> Исходный фрагмент:
+ + +

Подстрекаемое своими вождями, албанское население видело в представителях России живое воплощение курса на «ущемление своей свободы» и «попрание вековых традиций». Весной 1903 г. первой жертвой стал консул в Митровице Григорий Степанович Щербина, убитый турецким солдатом-албанцем.
С другой стороны, с нескрываемой ненавистью относились к представителям России, постоянно «остужавшим» пыл горячих голов, и руководители революционных комитетов. В донесениях русских консулов говорится и о жестокостях творимых мусульманами в отношении христиан и о провокационных действиях революционных комитетов, направленных на обострение ситуации и на ожесточение мусульман против христиан.
Да, позиция России абсолютно не удовлетворяла устремлений лидеров македонского движения, Это вело к озлоблению их против проводников внешнеполитического курса России — консулов. Получили даже хождение слухи о готовящемся покушении на Ростковского со стороны революционных деятелей (македонский историк Д. Димески отмечает, между тем, что в 1898 г члены комитетов планировали похищение Александра Аркадьевича во время его поездки в Буков монастырь с целью выкупа для получения «средств на Организацию»). Однако сами участники комитетов, — писал по этому поводу консул, — уверяли, «что, несмотря на всю ненависть питаемую комитетом ко мне, моя жизнь в полной безопасности». Достаточно резко и вполне недвусмысленно А.А.Ростковский сообщает о целях лидеров революционных комитетов (которых он, кстати, называл «интеллигентный пролетариат», ибо комитеты состояли, главным образом, из учителей болгарских гимназий). По его мнению, они «не столько заботятся о благе сельского населения, как о себе лично». Они «мечтали уже, что при введении автономии они получат хорошо оплачиваемые выдающиеся места в администрации». Ростковский считал, что проект реформ разработанный Россией и Австро-Венгрией, был встречен комитетами холодно, «т.к. не обеспечивает здешнему интеллигентному пролетариату возможность пристроится на государственную службу, о чем они мечтали, требуя автономии для Македонии». Ростковский отмечал, что комитеты противодействуют реформам, заставляют селян покупать оружие и присоединяться к четам, угрожая им в противном случае смертной казнью.
Мирное христианское население оказалось в самом жутком положении. В январе 1903 г. Ростковский так писал о жителях христианских сел: «С одной стороны, они страдают от посещения турецких солдат, уносящих с собой все, что им попадется под руку, и, к тому же, подвергающих пыткам жителей с целью узнать, где скрываются инсургенты, с другой стороны, бесчисленные революционные банды, постоянно увеличивающиеся в числе, отнимают у жителей последние крохи». В своем донесении от 19 июля 1903 г. (по итогам поездки по селам округа) Ростковский напишет: «Несмотря на все бесчинства и грабежи турок, во многих селах мне говорили, что жители сел еще больше страдают от банд, которые поставили себе целью довести население до полного отчаяния и тем заставить его примкнуть к революционному движению. Для ободрения и внушения мужества селянам инсургенты уверяют, что нынешние страдания скоро кончатся, т.к. Россия поддерживает революционное движение и ждет только момента, чтобы оно разрослось, чтобы иметь предлог вмешаться в македонские дела и освободить здешних христиан от турецкого ига».

+ + +

> Записи:

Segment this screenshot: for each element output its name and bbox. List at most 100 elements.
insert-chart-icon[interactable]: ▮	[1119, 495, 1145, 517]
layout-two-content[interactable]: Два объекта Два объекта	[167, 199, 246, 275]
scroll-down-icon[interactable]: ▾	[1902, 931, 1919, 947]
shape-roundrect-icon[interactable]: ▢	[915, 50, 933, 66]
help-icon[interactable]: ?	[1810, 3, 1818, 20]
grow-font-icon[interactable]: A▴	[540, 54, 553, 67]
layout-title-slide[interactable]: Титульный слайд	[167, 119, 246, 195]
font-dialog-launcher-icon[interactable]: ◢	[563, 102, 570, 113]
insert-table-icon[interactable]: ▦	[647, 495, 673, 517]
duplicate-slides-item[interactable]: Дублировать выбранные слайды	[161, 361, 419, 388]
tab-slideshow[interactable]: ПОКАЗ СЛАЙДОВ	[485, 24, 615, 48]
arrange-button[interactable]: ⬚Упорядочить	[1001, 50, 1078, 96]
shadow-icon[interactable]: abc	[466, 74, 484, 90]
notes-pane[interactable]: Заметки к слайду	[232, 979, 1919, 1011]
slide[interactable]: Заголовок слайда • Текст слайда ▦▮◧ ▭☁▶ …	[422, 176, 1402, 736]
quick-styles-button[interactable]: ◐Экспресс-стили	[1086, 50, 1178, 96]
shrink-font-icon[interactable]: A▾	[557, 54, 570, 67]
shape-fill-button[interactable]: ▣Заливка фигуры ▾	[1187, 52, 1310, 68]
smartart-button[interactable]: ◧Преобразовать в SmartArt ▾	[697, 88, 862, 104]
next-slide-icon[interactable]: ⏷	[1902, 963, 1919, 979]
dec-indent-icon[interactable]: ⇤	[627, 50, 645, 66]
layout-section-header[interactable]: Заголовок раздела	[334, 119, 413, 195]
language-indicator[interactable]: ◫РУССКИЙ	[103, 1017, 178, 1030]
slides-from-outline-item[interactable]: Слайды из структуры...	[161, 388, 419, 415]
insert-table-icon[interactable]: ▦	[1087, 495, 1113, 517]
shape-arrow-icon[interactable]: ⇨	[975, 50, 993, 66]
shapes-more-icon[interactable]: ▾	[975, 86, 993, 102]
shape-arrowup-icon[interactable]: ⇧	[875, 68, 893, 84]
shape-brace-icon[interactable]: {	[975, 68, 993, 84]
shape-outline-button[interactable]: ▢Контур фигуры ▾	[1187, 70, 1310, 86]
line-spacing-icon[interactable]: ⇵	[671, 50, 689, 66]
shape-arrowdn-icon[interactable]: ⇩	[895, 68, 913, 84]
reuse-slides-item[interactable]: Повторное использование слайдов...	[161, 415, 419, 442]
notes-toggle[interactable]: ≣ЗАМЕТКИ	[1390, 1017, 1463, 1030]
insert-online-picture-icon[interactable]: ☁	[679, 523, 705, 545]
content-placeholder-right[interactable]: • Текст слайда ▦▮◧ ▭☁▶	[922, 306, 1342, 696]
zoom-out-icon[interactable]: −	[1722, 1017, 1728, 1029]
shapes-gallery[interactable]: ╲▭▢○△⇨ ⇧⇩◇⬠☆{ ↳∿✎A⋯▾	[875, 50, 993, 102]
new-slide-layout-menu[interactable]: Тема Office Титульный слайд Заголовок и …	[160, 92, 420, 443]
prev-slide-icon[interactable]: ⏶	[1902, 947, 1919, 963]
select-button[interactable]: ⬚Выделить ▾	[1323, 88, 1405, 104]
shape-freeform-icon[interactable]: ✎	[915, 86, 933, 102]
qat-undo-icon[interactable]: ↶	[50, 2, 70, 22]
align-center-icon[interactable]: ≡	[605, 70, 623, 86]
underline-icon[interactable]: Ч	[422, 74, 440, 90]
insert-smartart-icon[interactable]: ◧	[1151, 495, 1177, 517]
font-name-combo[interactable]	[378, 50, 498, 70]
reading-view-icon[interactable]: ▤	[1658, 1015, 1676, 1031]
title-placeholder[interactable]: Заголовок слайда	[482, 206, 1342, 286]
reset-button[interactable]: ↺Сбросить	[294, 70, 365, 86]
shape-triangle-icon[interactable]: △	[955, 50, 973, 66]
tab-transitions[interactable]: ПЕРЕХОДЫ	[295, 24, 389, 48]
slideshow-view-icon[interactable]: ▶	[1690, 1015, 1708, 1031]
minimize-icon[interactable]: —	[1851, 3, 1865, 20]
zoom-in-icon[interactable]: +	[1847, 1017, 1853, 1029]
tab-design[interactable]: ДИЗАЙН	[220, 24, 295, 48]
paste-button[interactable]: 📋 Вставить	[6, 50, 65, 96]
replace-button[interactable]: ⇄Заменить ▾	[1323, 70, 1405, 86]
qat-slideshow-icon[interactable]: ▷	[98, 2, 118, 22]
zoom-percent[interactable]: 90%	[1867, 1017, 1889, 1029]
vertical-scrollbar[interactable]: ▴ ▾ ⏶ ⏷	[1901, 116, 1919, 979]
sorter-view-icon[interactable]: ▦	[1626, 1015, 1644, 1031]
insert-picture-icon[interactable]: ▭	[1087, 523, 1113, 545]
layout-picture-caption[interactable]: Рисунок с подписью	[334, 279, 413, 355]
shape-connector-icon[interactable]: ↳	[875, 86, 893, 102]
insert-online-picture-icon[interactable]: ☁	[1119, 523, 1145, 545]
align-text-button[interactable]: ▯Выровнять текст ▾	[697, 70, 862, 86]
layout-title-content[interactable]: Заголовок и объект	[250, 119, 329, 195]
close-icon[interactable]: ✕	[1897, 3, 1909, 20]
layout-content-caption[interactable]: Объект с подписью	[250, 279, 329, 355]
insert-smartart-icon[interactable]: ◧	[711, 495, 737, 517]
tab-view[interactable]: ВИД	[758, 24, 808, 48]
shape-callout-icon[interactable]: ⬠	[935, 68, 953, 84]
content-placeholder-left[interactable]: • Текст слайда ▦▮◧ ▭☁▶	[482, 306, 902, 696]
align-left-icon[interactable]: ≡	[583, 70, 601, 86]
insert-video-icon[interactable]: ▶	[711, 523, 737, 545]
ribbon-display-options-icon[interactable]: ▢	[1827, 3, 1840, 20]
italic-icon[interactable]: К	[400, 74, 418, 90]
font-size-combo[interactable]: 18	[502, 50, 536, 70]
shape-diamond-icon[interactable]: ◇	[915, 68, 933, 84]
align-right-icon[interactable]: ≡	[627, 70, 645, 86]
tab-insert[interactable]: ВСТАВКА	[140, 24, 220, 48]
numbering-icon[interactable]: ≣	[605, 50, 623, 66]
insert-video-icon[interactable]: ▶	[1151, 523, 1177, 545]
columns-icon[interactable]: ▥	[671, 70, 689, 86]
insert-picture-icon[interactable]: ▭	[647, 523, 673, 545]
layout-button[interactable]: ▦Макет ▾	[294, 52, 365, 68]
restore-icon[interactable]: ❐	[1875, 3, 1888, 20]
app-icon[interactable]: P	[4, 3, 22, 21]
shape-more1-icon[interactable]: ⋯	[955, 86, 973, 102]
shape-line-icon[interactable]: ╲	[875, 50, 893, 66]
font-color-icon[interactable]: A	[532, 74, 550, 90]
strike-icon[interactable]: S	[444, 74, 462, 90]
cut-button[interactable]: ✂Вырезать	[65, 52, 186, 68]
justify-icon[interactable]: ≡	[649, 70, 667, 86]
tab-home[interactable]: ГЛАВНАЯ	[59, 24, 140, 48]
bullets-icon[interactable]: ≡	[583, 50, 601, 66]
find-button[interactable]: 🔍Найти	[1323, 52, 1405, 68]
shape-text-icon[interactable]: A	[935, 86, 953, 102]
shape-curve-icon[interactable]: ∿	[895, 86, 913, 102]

+ + +

> Условие задания:
Продолжите текст о донесениях русских консулов из Македонии 1903 г. с того места, где он заканчивается.

> Результат:
Непоколебимый и последовательный в проведении внешнеполитического курса России, в исполнении служебного долга, Александр Аркадьевич нажил себе множество врагов (неспроста, даже и по прошествии десяти лет со дня смерти Ростковского, некоторые прямо обвиняли австрийского консула Краля в подстрекательстве к его убийству или, более того, в заговоре с этой целью). При этом консул отличался завидным бесстрашием. Он обычно не брал с собой револьвера. Он вышел безоружным вместе с женой на прогулку по улицам города на следующий день после резни христиан в Битоли в апреле 1903 г., одним своим появлением успокоив христианское население. Вот, что писал о Ростковском всемирно известный византинист Н.П.Кондаков: «В это время (1900 г. — М.Я.) в Битоле русским консулом был уже и тогда известный храбрец, знаток края, изъездивший его вдоль и поперек А.А.Ростковский. В бытность нашу в Битоле он жил на даче в Буково, на высокой горе, не более, как в нескольких верстах от города, в одном из таких монастырей, которого обширные кельи сдаются иностранцам под дачу… Александр Аркадьевич был настоящий храбрец и, пренебрегая всякими действительными и мнимыми страхами ездил всюду один, или, самое большее, с кавасом (телохранителем. — М.Я.), бравируя все окружающее».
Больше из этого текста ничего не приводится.